__The problem__. Starting at the first of the lines below and ending with the line that contains "km-chart: 0.0 0.2", copy them out word for word.

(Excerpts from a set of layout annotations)
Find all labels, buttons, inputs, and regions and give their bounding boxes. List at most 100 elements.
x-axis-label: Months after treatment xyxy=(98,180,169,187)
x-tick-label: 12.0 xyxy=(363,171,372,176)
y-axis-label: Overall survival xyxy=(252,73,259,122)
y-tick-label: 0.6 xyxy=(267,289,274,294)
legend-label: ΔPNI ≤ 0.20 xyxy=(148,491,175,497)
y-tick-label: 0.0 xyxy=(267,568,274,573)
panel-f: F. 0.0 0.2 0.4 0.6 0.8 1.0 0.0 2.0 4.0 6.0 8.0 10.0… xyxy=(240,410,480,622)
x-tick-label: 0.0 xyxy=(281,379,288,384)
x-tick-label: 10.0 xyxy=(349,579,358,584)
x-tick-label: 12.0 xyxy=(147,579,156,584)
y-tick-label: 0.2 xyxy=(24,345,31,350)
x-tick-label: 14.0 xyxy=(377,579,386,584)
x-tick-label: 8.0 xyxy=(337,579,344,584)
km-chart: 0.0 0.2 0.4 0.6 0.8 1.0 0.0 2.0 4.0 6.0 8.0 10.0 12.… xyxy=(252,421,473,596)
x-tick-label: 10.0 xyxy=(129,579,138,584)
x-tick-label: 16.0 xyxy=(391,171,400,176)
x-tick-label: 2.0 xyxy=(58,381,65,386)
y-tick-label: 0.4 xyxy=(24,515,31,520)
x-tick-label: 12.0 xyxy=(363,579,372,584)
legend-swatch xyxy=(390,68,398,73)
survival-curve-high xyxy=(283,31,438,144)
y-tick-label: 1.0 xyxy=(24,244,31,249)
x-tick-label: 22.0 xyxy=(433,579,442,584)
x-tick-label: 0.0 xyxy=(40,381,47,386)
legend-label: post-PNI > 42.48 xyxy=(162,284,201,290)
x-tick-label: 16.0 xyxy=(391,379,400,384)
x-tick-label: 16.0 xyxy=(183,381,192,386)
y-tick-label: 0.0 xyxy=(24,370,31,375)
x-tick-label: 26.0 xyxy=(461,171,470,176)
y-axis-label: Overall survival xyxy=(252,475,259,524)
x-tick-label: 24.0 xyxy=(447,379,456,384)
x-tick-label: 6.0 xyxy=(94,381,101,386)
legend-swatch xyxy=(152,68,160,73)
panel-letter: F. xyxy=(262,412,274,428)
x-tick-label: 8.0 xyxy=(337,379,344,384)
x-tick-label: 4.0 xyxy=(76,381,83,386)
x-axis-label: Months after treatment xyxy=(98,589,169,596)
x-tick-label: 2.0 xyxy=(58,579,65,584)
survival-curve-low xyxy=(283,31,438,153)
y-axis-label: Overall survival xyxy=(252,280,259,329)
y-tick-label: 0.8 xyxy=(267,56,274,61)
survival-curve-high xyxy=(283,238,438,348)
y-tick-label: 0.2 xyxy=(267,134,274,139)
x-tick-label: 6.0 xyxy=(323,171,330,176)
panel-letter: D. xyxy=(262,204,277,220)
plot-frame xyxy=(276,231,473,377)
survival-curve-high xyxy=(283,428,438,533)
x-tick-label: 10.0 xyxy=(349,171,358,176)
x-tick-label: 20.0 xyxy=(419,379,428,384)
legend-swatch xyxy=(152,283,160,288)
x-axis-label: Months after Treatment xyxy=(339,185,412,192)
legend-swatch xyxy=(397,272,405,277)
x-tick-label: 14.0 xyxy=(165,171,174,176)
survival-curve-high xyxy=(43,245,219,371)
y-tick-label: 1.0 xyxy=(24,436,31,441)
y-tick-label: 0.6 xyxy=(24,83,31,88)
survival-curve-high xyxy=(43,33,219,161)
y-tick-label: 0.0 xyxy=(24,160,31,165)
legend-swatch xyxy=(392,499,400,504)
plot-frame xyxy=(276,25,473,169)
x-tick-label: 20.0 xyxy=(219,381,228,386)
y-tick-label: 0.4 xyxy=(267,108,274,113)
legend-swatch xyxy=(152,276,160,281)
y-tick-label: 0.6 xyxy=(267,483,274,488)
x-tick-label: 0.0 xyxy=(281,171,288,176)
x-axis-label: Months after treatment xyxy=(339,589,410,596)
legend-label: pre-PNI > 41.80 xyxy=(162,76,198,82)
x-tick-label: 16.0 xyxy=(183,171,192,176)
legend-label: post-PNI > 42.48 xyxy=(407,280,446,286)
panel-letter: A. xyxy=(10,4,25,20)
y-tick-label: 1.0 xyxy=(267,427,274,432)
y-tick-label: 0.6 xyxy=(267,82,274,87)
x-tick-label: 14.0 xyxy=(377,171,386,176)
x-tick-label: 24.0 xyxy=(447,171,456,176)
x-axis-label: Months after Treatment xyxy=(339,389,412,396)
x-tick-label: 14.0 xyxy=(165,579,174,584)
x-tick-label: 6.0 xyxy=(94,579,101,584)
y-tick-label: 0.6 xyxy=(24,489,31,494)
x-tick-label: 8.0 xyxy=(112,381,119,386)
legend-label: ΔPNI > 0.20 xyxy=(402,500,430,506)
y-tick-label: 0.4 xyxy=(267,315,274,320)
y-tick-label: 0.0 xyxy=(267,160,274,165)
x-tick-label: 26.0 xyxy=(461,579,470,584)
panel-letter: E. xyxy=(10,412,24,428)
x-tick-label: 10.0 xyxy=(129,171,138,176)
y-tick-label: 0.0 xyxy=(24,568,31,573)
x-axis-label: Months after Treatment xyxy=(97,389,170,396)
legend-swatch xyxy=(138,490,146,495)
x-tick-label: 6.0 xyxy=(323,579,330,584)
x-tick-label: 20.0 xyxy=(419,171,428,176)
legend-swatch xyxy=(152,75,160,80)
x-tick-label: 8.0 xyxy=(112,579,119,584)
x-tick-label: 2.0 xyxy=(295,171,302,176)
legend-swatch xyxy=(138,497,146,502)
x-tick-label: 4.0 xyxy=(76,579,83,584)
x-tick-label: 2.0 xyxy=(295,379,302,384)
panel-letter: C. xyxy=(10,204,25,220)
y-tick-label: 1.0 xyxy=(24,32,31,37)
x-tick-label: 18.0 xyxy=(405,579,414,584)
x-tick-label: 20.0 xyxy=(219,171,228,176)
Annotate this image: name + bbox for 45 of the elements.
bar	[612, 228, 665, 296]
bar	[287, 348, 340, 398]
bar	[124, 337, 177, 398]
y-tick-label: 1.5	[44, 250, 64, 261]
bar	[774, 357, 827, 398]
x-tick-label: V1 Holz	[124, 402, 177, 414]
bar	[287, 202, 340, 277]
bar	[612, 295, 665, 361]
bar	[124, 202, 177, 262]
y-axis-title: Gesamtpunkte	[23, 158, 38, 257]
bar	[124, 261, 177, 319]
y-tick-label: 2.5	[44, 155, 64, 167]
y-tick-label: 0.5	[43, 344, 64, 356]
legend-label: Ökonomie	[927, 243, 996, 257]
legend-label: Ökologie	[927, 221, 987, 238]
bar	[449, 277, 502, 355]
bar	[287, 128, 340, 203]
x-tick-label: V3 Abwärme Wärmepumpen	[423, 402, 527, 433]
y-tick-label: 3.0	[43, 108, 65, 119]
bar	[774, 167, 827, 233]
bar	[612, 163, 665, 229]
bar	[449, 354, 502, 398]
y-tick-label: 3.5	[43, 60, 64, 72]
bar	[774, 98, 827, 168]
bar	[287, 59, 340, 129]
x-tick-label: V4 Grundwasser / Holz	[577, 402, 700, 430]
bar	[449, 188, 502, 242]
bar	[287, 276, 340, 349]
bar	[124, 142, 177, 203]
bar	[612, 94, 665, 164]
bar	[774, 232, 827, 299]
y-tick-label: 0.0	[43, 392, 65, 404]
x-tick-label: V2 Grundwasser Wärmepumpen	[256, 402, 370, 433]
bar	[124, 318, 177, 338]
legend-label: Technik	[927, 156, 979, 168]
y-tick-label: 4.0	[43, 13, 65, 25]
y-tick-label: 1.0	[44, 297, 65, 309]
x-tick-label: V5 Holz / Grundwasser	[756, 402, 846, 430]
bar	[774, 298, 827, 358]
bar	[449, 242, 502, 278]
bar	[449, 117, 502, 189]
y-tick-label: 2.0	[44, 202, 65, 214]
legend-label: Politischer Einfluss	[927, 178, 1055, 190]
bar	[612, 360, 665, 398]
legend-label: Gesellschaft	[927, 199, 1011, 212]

__Written solution__.
Find all labels, buttons, inputs, and regions and give their bounding boxes. List at most 100 elements.
x-axis-label: Months after treatment xyxy=(98,180,169,187)
x-tick-label: 12.0 xyxy=(363,171,372,176)
y-axis-label: Overall survival xyxy=(252,73,259,122)
y-tick-label: 0.6 xyxy=(267,289,274,294)
legend-label: ΔPNI ≤ 0.20 xyxy=(148,491,175,497)
y-tick-label: 0.0 xyxy=(267,568,274,573)
panel-f: F. 0.0 0.2 0.4 0.6 0.8 1.0 0.0 2.0 4.0 6.0 8.0 10.0… xyxy=(240,410,480,622)
x-tick-label: 0.0 xyxy=(281,379,288,384)
x-tick-label: 10.0 xyxy=(349,579,358,584)
x-tick-label: 12.0 xyxy=(147,579,156,584)
y-tick-label: 0.2 xyxy=(24,345,31,350)
x-tick-label: 14.0 xyxy=(377,579,386,584)
x-tick-label: 8.0 xyxy=(337,579,344,584)
km-chart: 0.0 0.2 0.4 0.6 0.8 1.0 0.0 2.0 4.0 6.0 8.0 10.0 12.… xyxy=(252,421,473,596)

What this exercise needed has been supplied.